## TO DO
Your task is to copy every line of the entries that contains "plain".

·····

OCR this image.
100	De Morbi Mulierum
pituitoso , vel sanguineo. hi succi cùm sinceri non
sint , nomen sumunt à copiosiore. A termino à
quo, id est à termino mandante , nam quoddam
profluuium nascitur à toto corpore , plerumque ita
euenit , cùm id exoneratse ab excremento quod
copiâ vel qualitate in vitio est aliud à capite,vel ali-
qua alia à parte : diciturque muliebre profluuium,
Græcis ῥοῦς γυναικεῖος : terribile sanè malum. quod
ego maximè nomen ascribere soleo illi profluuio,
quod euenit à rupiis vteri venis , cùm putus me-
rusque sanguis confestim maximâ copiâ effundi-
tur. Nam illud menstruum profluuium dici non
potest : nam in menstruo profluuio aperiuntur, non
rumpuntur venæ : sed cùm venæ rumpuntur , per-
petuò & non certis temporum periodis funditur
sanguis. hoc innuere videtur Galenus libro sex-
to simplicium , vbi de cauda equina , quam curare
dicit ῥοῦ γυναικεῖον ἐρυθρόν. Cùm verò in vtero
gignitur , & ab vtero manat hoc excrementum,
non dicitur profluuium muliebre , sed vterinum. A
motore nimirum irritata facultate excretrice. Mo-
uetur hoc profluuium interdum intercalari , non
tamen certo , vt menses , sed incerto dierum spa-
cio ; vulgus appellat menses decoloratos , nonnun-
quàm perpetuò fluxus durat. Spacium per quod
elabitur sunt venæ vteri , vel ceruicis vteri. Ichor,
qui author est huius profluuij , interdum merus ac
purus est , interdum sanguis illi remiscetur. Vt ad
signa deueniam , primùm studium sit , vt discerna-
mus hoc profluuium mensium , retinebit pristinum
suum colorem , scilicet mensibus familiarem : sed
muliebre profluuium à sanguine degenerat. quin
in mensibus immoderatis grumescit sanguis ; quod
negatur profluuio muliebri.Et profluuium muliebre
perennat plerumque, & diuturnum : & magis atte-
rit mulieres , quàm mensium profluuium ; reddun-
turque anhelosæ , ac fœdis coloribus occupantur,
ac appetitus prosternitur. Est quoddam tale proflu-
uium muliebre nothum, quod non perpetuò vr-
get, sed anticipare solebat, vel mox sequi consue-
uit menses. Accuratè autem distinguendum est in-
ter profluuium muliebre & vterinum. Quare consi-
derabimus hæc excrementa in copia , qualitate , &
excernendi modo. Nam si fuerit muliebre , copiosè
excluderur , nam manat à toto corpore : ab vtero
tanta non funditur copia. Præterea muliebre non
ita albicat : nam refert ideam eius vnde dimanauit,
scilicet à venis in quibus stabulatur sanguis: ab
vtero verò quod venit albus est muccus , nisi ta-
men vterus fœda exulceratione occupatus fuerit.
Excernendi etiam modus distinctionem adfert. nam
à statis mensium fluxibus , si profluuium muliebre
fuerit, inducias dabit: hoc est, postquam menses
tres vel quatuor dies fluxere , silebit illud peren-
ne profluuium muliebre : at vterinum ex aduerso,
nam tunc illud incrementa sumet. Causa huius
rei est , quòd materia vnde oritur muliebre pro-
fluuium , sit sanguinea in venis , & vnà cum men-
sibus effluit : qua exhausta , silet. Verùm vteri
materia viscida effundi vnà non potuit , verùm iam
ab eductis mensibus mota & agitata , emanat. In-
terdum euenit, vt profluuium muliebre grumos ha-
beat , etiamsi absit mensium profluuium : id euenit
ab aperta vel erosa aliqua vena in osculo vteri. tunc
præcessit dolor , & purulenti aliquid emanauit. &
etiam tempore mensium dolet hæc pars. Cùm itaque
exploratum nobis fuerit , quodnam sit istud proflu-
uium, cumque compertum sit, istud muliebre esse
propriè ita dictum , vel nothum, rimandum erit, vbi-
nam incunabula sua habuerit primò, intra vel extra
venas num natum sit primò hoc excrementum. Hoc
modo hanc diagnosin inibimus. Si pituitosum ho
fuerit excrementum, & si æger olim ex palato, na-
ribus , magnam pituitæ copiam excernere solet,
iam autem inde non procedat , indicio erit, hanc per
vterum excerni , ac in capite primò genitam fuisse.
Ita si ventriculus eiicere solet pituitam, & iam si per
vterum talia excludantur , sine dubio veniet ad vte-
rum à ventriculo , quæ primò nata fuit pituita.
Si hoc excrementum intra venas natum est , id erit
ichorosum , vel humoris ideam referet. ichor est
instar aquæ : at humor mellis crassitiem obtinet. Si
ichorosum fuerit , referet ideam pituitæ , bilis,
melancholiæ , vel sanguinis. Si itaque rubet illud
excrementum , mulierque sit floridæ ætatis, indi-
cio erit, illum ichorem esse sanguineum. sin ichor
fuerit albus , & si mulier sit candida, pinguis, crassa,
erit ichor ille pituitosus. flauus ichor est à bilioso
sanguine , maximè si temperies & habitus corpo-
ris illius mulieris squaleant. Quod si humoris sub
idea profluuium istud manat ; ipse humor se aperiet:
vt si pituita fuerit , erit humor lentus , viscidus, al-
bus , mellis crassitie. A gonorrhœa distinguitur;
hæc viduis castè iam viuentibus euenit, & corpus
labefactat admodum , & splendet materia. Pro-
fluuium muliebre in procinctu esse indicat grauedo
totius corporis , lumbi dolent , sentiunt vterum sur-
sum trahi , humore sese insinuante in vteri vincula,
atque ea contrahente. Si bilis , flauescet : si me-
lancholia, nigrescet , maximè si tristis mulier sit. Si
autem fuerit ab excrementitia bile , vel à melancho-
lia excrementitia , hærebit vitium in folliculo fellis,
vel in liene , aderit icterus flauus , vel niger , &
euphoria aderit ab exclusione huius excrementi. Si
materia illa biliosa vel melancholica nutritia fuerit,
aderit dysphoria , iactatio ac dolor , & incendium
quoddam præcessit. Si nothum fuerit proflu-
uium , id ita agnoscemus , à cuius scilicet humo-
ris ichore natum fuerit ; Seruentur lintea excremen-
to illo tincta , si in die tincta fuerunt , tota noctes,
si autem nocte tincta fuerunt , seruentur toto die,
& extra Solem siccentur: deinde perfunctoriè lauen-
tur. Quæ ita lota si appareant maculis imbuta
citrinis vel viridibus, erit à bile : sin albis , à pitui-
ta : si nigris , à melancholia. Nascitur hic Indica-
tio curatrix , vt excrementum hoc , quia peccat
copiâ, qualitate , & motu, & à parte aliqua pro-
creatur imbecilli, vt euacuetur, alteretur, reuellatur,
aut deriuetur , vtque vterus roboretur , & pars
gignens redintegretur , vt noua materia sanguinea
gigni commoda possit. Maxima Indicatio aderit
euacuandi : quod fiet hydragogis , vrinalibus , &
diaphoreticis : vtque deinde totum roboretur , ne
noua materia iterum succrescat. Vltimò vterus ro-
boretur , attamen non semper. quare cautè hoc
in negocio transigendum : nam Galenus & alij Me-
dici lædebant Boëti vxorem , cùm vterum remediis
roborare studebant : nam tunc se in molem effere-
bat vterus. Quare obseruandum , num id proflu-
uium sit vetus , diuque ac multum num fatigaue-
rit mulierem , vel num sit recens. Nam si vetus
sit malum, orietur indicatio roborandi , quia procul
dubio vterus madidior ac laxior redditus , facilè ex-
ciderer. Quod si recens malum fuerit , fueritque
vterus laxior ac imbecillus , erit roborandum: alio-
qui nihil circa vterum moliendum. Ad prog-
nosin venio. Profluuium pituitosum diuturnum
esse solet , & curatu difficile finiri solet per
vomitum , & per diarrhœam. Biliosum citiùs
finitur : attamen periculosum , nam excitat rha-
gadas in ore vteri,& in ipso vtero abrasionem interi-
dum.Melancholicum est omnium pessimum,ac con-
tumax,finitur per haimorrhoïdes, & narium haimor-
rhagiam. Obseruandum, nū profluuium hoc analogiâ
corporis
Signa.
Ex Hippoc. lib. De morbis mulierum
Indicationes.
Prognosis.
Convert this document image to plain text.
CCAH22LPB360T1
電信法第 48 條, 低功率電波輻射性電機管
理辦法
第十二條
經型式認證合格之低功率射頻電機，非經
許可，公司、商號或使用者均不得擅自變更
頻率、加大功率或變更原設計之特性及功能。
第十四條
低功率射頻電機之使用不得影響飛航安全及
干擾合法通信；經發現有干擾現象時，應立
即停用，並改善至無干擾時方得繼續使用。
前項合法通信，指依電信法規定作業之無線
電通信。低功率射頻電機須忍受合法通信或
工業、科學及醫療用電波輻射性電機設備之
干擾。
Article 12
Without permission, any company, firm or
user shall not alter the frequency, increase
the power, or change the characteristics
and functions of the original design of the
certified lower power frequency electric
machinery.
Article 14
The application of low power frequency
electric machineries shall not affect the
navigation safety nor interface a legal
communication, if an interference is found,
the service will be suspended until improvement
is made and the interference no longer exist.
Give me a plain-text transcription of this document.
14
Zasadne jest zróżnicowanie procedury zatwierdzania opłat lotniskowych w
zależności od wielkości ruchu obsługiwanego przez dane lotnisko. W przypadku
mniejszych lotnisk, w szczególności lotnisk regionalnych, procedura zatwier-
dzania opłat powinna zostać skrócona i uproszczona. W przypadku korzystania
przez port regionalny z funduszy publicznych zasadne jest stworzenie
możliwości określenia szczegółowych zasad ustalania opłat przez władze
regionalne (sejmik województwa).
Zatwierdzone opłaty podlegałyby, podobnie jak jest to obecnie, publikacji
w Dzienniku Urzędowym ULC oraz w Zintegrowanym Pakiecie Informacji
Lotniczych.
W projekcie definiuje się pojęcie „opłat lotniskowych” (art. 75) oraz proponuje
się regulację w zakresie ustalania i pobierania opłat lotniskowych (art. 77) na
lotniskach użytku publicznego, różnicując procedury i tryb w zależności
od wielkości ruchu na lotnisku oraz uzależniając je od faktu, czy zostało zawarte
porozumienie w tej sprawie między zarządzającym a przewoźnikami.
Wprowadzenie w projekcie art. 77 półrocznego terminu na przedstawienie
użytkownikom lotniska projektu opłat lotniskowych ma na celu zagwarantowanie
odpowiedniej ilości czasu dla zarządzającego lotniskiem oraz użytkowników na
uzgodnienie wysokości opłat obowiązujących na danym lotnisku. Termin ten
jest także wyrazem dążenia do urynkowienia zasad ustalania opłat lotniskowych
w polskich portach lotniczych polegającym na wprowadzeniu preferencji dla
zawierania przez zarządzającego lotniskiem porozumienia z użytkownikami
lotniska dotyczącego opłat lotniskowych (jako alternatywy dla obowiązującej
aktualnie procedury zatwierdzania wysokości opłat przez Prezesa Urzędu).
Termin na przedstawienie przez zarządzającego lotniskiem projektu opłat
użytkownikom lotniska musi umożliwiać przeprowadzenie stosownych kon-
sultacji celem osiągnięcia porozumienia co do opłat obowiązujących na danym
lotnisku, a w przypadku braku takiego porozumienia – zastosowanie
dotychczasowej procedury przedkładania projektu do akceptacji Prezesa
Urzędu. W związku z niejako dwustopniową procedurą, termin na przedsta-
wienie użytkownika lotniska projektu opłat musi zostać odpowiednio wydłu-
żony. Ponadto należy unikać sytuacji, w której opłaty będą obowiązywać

·····

## WRITTEN ANSWER
Convert this document image to plain text.
Give me a plain-text transcription of this document.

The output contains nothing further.